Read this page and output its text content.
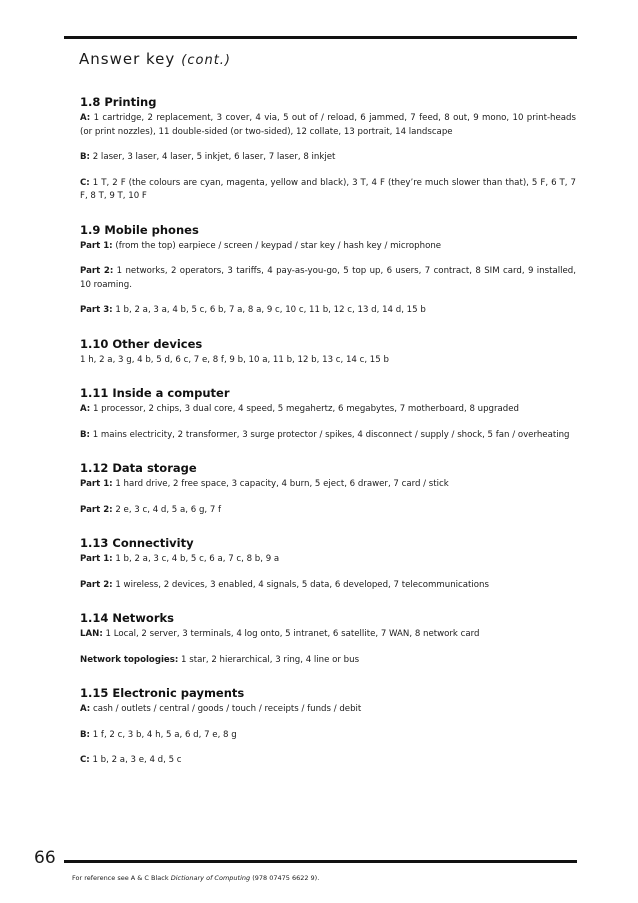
Answer key (cont.)
1.8 Printing
A: 1 cartridge, 2 replacement, 3 cover, 4 via, 5 out of / reload, 6 jammed, 7 feed, 8 out, 9 mono, 10 print-heads (or print nozzles), 11 double-sided (or two-sided), 12 collate, 13 portrait, 14 landscape
B: 2 laser, 3 laser, 4 laser, 5 inkjet, 6 laser, 7 laser, 8 inkjet
C: 1 T, 2 F (the colours are cyan, magenta, yellow and black), 3 T, 4 F (they’re much slower than that), 5 F, 6 T, 7 F, 8 T, 9 T, 10 F
1.9 Mobile phones
Part 1: (from the top) earpiece / screen / keypad / star key / hash key / microphone
Part 2: 1 networks, 2 operators, 3 tariffs, 4 pay-as-you-go, 5 top up, 6 users, 7 contract, 8 SIM card, 9 installed, 10 roaming.
Part 3: 1 b, 2 a, 3 a, 4 b, 5 c, 6 b, 7 a, 8 a, 9 c, 10 c, 11 b, 12 c, 13 d, 14 d, 15 b
1.10 Other devices
1 h, 2 a, 3 g, 4 b, 5 d, 6 c, 7 e, 8 f, 9 b, 10 a, 11 b, 12 b, 13 c, 14 c, 15 b
1.11 Inside a computer
A: 1 processor, 2 chips, 3 dual core, 4 speed, 5 megahertz, 6 megabytes, 7 motherboard, 8 upgraded
B: 1 mains electricity, 2 transformer, 3 surge protector / spikes, 4 disconnect / supply / shock, 5 fan / overheating
1.12 Data storage
Part 1: 1 hard drive, 2 free space, 3 capacity, 4 burn, 5 eject, 6 drawer, 7 card / stick
Part 2: 2 e, 3 c, 4 d, 5 a, 6 g, 7 f
1.13 Connectivity
Part 1: 1 b, 2 a, 3 c, 4 b, 5 c, 6 a, 7 c, 8 b, 9 a
Part 2: 1 wireless, 2 devices, 3 enabled, 4 signals, 5 data, 6 developed, 7 telecommunications
1.14 Networks
LAN: 1 Local, 2 server, 3 terminals, 4 log onto, 5 intranet, 6 satellite, 7 WAN, 8 network card
Network topologies: 1 star, 2 hierarchical, 3 ring, 4 line or bus
1.15 Electronic payments
A: cash / outlets / central / goods / touch / receipts / funds / debit
B: 1 f, 2 c, 3 b, 4 h, 5 a, 6 d, 7 e, 8 g
C: 1 b, 2 a, 3 e, 4 d, 5 c
66
For reference see A & C Black Dictionary of Computing (978 07475 6622 9).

GIVEN PROBLEM
Single out each line of the records above with the string "Part" in it, and copy it.

FINISHED EXERCISE
Part 1: (from the top) earpiece / screen / keypad / star key / hash key / microphone
Part 2: 1 networks, 2 operators, 3 tariffs, 4 pay-as-you-go, 5 top up, 6 users, 7 contract, 8 SIM card, 9 installed, 10 roaming.
Part 3: 1 b, 2 a, 3 a, 4 b, 5 c, 6 b, 7 a, 8 a, 9 c, 10 c, 11 b, 12 c, 13 d, 14 d, 15 b
Part 1: 1 hard drive, 2 free space, 3 capacity, 4 burn, 5 eject, 6 drawer, 7 card / stick
Part 2: 2 e, 3 c, 4 d, 5 a, 6 g, 7 f
Part 1: 1 b, 2 a, 3 c, 4 b, 5 c, 6 a, 7 c, 8 b, 9 a
Part 2: 1 wireless, 2 devices, 3 enabled, 4 signals, 5 data, 6 developed, 7 telecommunications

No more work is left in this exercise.